Exercise directions
Reproduce in full, without any alteration, the following article on #SocialSummit17.

** Page text follows **

#SocialSummit17, an opportunity to build more inclusive societies?

Logotipo del #SocialSummit17.

In recent decades, the European labour market has experienced profound transformations as a result of factors such as the digital revolution, globalization and changes in the demographic patterns. This change also happened because of the effects of the economic crisis, which has left a deep mark on long-term unemployment, debt levels and, in general, an increase in social inequalities.

The promise of a prosperous Europe, that leaves no one behind, and in which each generation is better than the previous one, seems difficult to achieve. This is why the president of the Commission has proposed to build a “Social Triple A”. Since 2016, they have been working on the European Pillar of Social Rights; which measures the European Social Model in three dimensions:

  • Equality of opportunities and access to the labour market
  • Fair working conditions
  • Protection and social inclusion

This way, an instrumentation and obligation is given to European institutions that, during the last decade have increasingly been perceived as mere guardians of the economic and monetary policies.

In this scenario, the Swedish Presidency and the European Commission will host, on November 17, the Social Summit for Fair Employment and Growth, in which European leaders and other key actors will discuss the common opportunities and challenges of the labour markets, and current welfare models.

Starting from the premise that “there is no single approach for all Europe, but there are common challenges and a common need to act”, they will work on such fundamental issues as equal opportunities, (in curricular development, training, working conditions…) labour mobility, innovation, social dialogue or social protection systems.

** End of Page text **
** Extracted entries follows **

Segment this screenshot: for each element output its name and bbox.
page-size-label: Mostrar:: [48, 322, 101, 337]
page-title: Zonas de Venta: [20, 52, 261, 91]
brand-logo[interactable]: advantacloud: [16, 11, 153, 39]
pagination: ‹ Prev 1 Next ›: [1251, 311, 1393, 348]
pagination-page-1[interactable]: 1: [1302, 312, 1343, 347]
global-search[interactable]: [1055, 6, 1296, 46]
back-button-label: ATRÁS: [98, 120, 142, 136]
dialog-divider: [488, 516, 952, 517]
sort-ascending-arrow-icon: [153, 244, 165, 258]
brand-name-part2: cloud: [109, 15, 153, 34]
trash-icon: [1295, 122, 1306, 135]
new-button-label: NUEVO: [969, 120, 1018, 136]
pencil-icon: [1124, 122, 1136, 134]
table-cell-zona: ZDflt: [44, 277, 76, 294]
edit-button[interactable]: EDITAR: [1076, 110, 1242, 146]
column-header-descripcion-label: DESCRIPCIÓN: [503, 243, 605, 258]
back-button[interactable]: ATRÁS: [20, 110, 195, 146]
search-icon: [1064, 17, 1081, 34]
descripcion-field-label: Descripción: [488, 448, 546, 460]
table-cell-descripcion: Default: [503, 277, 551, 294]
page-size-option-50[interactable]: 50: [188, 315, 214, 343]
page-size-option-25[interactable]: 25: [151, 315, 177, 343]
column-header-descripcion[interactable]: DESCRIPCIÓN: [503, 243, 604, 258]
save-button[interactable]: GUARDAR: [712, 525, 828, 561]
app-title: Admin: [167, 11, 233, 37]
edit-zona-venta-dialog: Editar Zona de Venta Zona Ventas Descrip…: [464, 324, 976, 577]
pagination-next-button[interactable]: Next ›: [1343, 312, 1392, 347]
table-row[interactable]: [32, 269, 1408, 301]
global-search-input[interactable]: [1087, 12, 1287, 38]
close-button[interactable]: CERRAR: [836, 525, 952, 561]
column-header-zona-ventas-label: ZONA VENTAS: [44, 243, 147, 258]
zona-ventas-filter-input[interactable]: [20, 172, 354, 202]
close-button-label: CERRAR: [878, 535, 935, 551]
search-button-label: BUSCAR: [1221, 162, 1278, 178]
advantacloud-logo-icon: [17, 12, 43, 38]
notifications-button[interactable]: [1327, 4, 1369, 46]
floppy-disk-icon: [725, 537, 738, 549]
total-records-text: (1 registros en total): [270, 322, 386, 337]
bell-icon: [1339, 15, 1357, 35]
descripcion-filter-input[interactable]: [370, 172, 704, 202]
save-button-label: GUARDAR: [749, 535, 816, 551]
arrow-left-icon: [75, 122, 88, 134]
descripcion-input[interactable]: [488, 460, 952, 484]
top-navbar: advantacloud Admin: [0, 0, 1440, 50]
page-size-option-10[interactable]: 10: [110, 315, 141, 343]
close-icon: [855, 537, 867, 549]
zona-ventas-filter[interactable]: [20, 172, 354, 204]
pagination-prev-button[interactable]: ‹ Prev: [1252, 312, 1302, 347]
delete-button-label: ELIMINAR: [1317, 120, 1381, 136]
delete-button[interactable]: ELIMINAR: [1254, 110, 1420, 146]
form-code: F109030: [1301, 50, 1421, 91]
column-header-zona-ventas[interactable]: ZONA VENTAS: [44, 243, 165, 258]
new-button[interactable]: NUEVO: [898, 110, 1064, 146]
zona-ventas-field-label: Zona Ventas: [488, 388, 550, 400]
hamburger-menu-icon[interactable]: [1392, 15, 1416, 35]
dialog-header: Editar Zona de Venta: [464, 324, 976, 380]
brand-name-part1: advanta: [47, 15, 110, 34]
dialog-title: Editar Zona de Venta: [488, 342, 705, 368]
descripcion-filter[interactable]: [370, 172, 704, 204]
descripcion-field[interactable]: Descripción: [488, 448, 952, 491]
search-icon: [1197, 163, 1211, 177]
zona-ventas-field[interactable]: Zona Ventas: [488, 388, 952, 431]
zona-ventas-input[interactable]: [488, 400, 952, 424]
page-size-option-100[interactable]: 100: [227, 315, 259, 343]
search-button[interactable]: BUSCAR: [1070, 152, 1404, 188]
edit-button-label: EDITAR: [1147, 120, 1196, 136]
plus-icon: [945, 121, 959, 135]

** End of Extracted entries **

Result for this task
#SocialSummit17, an opportunity to build more inclusive societies?

Logotipo del #SocialSummit17.

In recent decades, the European labour market has experienced profound transformations as a result of factors such as the digital revolution, globalization and changes in the demographic patterns. This change also happened because of the effects of the economic crisis, which has left a deep mark on long-term unemployment, debt levels and, in general, an increase in social inequalities.

The promise of a prosperous Europe, that leaves no one behind, and in which each generation is better than the previous one, seems difficult to achieve. This is why the president of the Commission has proposed to build a “Social Triple A”. Since 2016, they have been working on the European Pillar of Social Rights; which measures the European Social Model in three dimensions:

  • Equality of opportunities and access to the labour market
  • Fair working conditions
  • Protection and social inclusion

This way, an instrumentation and obligation is given to European institutions that, during the last decade have increasingly been perceived as mere guardians of the economic and monetary policies.

In this scenario, the Swedish Presidency and the European Commission will host, on November 17, the Social Summit for Fair Employment and Growth, in which European leaders and other key actors will discuss the common opportunities and challenges of the labour markets, and current welfare models.

Starting from the premise that “there is no single approach for all Europe, but there are common challenges and a common need to act”, they will work on such fundamental issues as equal opportunities, (in curricular development, training, working conditions…) labour mobility, innovation, social dialogue or social protection systems.